**Exercise description:** Copy out all the entries word for word.

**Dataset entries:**
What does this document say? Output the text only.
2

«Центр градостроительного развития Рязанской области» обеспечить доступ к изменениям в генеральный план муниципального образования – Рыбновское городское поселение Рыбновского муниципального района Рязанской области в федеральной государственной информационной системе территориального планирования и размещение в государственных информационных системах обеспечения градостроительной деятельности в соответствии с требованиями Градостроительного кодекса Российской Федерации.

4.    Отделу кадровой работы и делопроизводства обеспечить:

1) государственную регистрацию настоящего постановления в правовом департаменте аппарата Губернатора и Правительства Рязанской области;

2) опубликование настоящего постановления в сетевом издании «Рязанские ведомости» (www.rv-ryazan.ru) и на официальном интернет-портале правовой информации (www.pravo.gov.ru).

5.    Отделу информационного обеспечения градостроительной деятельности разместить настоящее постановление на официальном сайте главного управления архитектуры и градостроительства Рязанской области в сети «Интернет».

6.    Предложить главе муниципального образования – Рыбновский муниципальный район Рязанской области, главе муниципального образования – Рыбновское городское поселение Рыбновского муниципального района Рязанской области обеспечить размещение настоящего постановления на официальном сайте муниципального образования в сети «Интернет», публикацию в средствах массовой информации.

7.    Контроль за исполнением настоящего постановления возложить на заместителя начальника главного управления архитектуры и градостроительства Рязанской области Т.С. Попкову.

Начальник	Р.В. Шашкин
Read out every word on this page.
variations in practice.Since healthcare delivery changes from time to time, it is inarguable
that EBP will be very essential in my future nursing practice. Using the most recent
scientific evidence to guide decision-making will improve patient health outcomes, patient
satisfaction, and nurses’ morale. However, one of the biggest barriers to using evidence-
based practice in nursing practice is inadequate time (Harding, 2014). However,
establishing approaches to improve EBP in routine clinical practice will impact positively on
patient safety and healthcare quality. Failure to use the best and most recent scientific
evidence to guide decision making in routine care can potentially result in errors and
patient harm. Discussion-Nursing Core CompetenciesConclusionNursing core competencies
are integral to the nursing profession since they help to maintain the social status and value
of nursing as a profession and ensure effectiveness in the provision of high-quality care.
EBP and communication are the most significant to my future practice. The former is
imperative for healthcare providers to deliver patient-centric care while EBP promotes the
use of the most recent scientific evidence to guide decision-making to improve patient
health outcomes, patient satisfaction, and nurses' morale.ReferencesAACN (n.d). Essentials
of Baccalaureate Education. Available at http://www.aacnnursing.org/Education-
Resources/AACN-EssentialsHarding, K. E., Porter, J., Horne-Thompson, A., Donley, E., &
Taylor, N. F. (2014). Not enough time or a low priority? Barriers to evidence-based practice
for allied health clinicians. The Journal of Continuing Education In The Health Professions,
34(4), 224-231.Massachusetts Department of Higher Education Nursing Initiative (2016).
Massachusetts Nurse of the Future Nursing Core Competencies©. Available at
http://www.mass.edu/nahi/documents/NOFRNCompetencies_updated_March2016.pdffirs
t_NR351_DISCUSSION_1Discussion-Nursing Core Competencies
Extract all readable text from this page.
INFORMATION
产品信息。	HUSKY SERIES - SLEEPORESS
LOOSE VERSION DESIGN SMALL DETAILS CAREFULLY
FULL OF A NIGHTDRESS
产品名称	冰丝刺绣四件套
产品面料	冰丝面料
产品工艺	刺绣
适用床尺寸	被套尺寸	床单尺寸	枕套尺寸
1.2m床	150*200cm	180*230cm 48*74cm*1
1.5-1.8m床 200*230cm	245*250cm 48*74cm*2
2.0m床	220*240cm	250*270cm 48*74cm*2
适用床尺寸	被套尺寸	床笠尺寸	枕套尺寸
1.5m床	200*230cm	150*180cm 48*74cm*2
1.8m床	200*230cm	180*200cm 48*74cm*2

**Result of the exercise:**
What does this document say? Output the text only.
2

«Центр градостроительного развития Рязанской области» обеспечить доступ к изменениям в генеральный план муниципального образования – Рыбновское городское поселение Рыбновского муниципального района Рязанской области в федеральной государственной информационной системе территориального планирования и размещение в государственных информационных системах обеспечения градостроительной деятельности в соответствии с требованиями Градостроительного кодекса Российской Федерации.

4.    Отделу кадровой работы и делопроизводства обеспечить:

1) государственную регистрацию настоящего постановления в правовом департаменте аппарата Губернатора и Правительства Рязанской области;

2) опубликование настоящего постановления в сетевом издании «Рязанские ведомости» (www.rv-ryazan.ru) и на официальном интернет-портале правовой информации (www.pravo.gov.ru).

5.    Отделу информационного обеспечения градостроительной деятельности разместить настоящее постановление на официальном сайте главного управления архитектуры и градостроительства Рязанской области в сети «Интернет».

6.    Предложить главе муниципального образования – Рыбновский муниципальный район Рязанской области, главе муниципального образования – Рыбновское городское поселение Рыбновского муниципального района Рязанской области обеспечить размещение настоящего постановления на официальном сайте муниципального образования в сети «Интернет», публикацию в средствах массовой информации.

7.    Контроль за исполнением настоящего постановления возложить на заместителя начальника главного управления архитектуры и градостроительства Рязанской области Т.С. Попкову.

Начальник	Р.В. Шашкин
Read out every word on this page.
variations in practice.Since healthcare delivery changes from time to time, it is inarguable
that EBP will be very essential in my future nursing practice. Using the most recent
scientific evidence to guide decision-making will improve patient health outcomes, patient
satisfaction, and nurses’ morale. However, one of the biggest barriers to using evidence-
based practice in nursing practice is inadequate time (Harding, 2014). However,
establishing approaches to improve EBP in routine clinical practice will impact positively on
patient safety and healthcare quality. Failure to use the best and most recent scientific
evidence to guide decision making in routine care can potentially result in errors and
patient harm. Discussion-Nursing Core CompetenciesConclusionNursing core competencies
are integral to the nursing profession since they help to maintain the social status and value
of nursing as a profession and ensure effectiveness in the provision of high-quality care.
EBP and communication are the most significant to my future practice. The former is
imperative for healthcare providers to deliver patient-centric care while EBP promotes the
use of the most recent scientific evidence to guide decision-making to improve patient
health outcomes, patient satisfaction, and nurses' morale.ReferencesAACN (n.d). Essentials
of Baccalaureate Education. Available at http://www.aacnnursing.org/Education-
Resources/AACN-EssentialsHarding, K. E., Porter, J., Horne-Thompson, A., Donley, E., &
Taylor, N. F. (2014). Not enough time or a low priority? Barriers to evidence-based practice
for allied health clinicians. The Journal of Continuing Education In The Health Professions,
34(4), 224-231.Massachusetts Department of Higher Education Nursing Initiative (2016).
Massachusetts Nurse of the Future Nursing Core Competencies©. Available at
http://www.mass.edu/nahi/documents/NOFRNCompetencies_updated_March2016.pdffirs
t_NR351_DISCUSSION_1Discussion-Nursing Core Competencies
Extract all readable text from this page.
INFORMATION
产品信息。	HUSKY SERIES - SLEEPORESS
LOOSE VERSION DESIGN SMALL DETAILS CAREFULLY
FULL OF A NIGHTDRESS
产品名称	冰丝刺绣四件套
产品面料	冰丝面料
产品工艺	刺绣
适用床尺寸	被套尺寸	床单尺寸	枕套尺寸
1.2m床	150*200cm	180*230cm 48*74cm*1
1.5-1.8m床 200*230cm	245*250cm 48*74cm*2
2.0m床	220*240cm	250*270cm 48*74cm*2
适用床尺寸	被套尺寸	床笠尺寸	枕套尺寸
1.5m床	200*230cm	150*180cm 48*74cm*2
1.8m床	200*230cm	180*200cm 48*74cm*2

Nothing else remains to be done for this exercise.